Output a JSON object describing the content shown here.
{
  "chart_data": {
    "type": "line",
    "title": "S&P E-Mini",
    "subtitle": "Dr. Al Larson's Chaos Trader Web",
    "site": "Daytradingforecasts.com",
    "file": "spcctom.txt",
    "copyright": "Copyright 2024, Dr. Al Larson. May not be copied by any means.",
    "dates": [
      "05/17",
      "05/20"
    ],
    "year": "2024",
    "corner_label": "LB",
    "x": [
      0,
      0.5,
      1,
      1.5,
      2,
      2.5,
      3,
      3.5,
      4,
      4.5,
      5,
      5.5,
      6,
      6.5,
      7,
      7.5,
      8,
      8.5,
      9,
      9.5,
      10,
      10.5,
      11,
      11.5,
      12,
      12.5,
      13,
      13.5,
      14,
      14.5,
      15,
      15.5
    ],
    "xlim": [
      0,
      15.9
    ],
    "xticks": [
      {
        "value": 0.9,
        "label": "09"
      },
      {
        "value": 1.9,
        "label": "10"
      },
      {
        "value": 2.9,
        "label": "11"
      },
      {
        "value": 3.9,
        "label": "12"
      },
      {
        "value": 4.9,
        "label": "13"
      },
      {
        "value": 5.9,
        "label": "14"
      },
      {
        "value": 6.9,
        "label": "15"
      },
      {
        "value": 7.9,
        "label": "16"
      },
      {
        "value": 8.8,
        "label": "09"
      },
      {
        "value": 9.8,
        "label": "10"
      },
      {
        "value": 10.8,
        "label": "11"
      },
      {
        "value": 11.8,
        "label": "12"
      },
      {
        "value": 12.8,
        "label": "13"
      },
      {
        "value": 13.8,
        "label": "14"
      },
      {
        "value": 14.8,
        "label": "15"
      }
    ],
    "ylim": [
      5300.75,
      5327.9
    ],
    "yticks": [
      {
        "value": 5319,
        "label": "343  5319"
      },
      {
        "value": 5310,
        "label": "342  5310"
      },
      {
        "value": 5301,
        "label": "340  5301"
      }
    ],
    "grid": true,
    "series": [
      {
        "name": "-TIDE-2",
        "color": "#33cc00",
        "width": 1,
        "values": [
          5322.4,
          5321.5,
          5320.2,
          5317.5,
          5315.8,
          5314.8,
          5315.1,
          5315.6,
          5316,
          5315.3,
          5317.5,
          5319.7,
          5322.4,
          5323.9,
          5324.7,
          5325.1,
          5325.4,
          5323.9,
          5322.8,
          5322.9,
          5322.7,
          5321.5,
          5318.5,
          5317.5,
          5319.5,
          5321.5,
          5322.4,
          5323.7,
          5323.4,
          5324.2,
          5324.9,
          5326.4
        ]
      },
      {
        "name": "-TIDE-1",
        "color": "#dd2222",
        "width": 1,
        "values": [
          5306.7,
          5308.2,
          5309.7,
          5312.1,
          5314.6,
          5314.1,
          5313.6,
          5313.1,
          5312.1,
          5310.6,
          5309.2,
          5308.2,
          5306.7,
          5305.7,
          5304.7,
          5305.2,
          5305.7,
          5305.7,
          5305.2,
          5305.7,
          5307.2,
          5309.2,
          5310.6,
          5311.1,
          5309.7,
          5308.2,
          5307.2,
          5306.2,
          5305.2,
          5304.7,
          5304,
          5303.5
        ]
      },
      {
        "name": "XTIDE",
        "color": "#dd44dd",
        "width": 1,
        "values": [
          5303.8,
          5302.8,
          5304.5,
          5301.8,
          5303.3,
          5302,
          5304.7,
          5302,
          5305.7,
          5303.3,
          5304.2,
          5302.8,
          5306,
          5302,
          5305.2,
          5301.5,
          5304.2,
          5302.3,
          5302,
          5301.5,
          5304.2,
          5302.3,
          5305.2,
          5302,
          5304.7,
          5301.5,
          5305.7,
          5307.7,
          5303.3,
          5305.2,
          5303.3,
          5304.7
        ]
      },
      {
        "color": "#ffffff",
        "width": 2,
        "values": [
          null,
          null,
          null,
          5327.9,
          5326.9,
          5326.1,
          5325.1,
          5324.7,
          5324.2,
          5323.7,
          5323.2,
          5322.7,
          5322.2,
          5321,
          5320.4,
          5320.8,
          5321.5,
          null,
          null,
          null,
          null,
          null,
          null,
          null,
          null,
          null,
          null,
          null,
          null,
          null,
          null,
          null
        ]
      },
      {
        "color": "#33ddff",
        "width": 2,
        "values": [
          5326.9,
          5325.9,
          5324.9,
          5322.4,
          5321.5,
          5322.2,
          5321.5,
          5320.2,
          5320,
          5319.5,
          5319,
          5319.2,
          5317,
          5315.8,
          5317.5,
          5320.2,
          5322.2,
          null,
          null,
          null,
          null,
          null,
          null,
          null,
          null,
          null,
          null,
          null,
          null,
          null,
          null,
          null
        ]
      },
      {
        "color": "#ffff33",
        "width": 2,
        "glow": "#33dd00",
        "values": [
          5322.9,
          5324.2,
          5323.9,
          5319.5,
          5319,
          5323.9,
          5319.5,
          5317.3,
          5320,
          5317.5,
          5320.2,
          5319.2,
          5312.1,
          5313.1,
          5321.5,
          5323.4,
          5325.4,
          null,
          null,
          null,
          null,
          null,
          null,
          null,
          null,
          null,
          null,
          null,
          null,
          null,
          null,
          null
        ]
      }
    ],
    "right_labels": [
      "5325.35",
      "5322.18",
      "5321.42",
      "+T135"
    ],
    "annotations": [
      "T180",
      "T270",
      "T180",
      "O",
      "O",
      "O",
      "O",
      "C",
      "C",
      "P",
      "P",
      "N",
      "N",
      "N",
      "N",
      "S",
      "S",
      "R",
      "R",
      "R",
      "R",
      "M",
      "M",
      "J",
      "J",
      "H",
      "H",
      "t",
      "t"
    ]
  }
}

Task objective:
Print the records above in full, exactly.

Written response:
Output a JSON object describing the content shown here.
{
  "chart_data": {
    "type": "line",
    "title": "S&P E-Mini",
    "subtitle": "Dr. Al Larson's Chaos Trader Web",
    "site": "Daytradingforecasts.com",
    "file": "spcctom.txt",
    "copyright": "Copyright 2024, Dr. Al Larson. May not be copied by any means.",
    "dates": [
      "05/17",
      "05/20"
    ],
    "year": "2024",
    "corner_label": "LB",
    "x": [
      0,
      0.5,
      1,
      1.5,
      2,
      2.5,
      3,
      3.5,
      4,
      4.5,
      5,
      5.5,
      6,
      6.5,
      7,
      7.5,
      8,
      8.5,
      9,
      9.5,
      10,
      10.5,
      11,
      11.5,
      12,
      12.5,
      13,
      13.5,
      14,
      14.5,
      15,
      15.5
    ],
    "xlim": [
      0,
      15.9
    ],
    "xticks": [
      {
        "value": 0.9,
        "label": "09"
      },
      {
        "value": 1.9,
        "label": "10"
      },
      {
        "value": 2.9,
        "label": "11"
      },
      {
        "value": 3.9,
        "label": "12"
      },
      {
        "value": 4.9,
        "label": "13"
      },
      {
        "value": 5.9,
        "label": "14"
      },
      {
        "value": 6.9,
        "label": "15"
      },
      {
        "value": 7.9,
        "label": "16"
      },
      {
        "value": 8.8,
        "label": "09"
      },
      {
        "value": 9.8,
        "label": "10"
      },
      {
        "value": 10.8,
        "label": "11"
      },
      {
        "value": 11.8,
        "label": "12"
      },
      {
        "value": 12.8,
        "label": "13"
      },
      {
        "value": 13.8,
        "label": "14"
      },
      {
        "value": 14.8,
        "label": "15"
      }
    ],
    "ylim": [
      5300.75,
      5327.9
    ],
    "yticks": [
      {
        "value": 5319,
        "label": "343  5319"
      },
      {
        "value": 5310,
        "label": "342  5310"
      },
      {
        "value": 5301,
        "label": "340  5301"
      }
    ],
    "grid": true,
    "series": [
      {
        "name": "-TIDE-2",
        "color": "#33cc00",
        "width": 1,
        "values": [
          5322.4,
          5321.5,
          5320.2,
          5317.5,
          5315.8,
          5314.8,
          5315.1,
          5315.6,
          5316,
          5315.3,
          5317.5,
          5319.7,
          5322.4,
          5323.9,
          5324.7,
          5325.1,
          5325.4,
          5323.9,
          5322.8,
          5322.9,
          5322.7,
          5321.5,
          5318.5,
          5317.5,
          5319.5,
          5321.5,
          5322.4,
          5323.7,
          5323.4,
          5324.2,
          5324.9,
          5326.4
        ]
      },
      {
        "name": "-TIDE-1",
        "color": "#dd2222",
        "width": 1,
        "values": [
          5306.7,
          5308.2,
          5309.7,
          5312.1,
          5314.6,
          5314.1,
          5313.6,
          5313.1,
          5312.1,
          5310.6,
          5309.2,
          5308.2,
          5306.7,
          5305.7,
          5304.7,
          5305.2,
          5305.7,
          5305.7,
          5305.2,
          5305.7,
          5307.2,
          5309.2,
          5310.6,
          5311.1,
          5309.7,
          5308.2,
          5307.2,
          5306.2,
          5305.2,
          5304.7,
          5304,
          5303.5
        ]
      },
      {
        "name": "XTIDE",
        "color": "#dd44dd",
        "width": 1,
        "values": [
          5303.8,
          5302.8,
          5304.5,
          5301.8,
          5303.3,
          5302,
          5304.7,
          5302,
          5305.7,
          5303.3,
          5304.2,
          5302.8,
          5306,
          5302,
          5305.2,
          5301.5,
          5304.2,
          5302.3,
          5302,
          5301.5,
          5304.2,
          5302.3,
          5305.2,
          5302,
          5304.7,
          5301.5,
          5305.7,
          5307.7,
          5303.3,
          5305.2,
          5303.3,
          5304.7
        ]
      },
      {
        "color": "#ffffff",
        "width": 2,
        "values": [
          null,
          null,
          null,
          5327.9,
          5326.9,
          5326.1,
          5325.1,
          5324.7,
          5324.2,
          5323.7,
          5323.2,
          5322.7,
          5322.2,
          5321,
          5320.4,
          5320.8,
          5321.5,
          null,
          null,
          null,
          null,
          null,
          null,
          null,
          null,
          null,
          null,
          null,
          null,
          null,
          null,
          null
        ]
      },
      {
        "color": "#33ddff",
        "width": 2,
        "values": [
          5326.9,
          5325.9,
          5324.9,
          5322.4,
          5321.5,
          5322.2,
          5321.5,
          5320.2,
          5320,
          5319.5,
          5319,
          5319.2,
          5317,
          5315.8,
          5317.5,
          5320.2,
          5322.2,
          null,
          null,
          null,
          null,
          null,
          null,
          null,
          null,
          null,
          null,
          null,
          null,
          null,
          null,
          null
        ]
      },
      {
        "color": "#ffff33",
        "width": 2,
        "glow": "#33dd00",
        "values": [
          5322.9,
          5324.2,
          5323.9,
          5319.5,
          5319,
          5323.9,
          5319.5,
          5317.3,
          5320,
          5317.5,
          5320.2,
          5319.2,
          5312.1,
          5313.1,
          5321.5,
          5323.4,
          5325.4,
          null,
          null,
          null,
          null,
          null,
          null,
          null,
          null,
          null,
          null,
          null,
          null,
          null,
          null,
          null
        ]
      }
    ],
    "right_labels": [
      "5325.35",
      "5322.18",
      "5321.42",
      "+T135"
    ],
    "annotations": [
      "T180",
      "T270",
      "T180",
      "O",
      "O",
      "O",
      "O",
      "C",
      "C",
      "P",
      "P",
      "N",
      "N",
      "N",
      "N",
      "S",
      "S",
      "R",
      "R",
      "R",
      "R",
      "M",
      "M",
      "J",
      "J",
      "H",
      "H",
      "t",
      "t"
    ]
  }
}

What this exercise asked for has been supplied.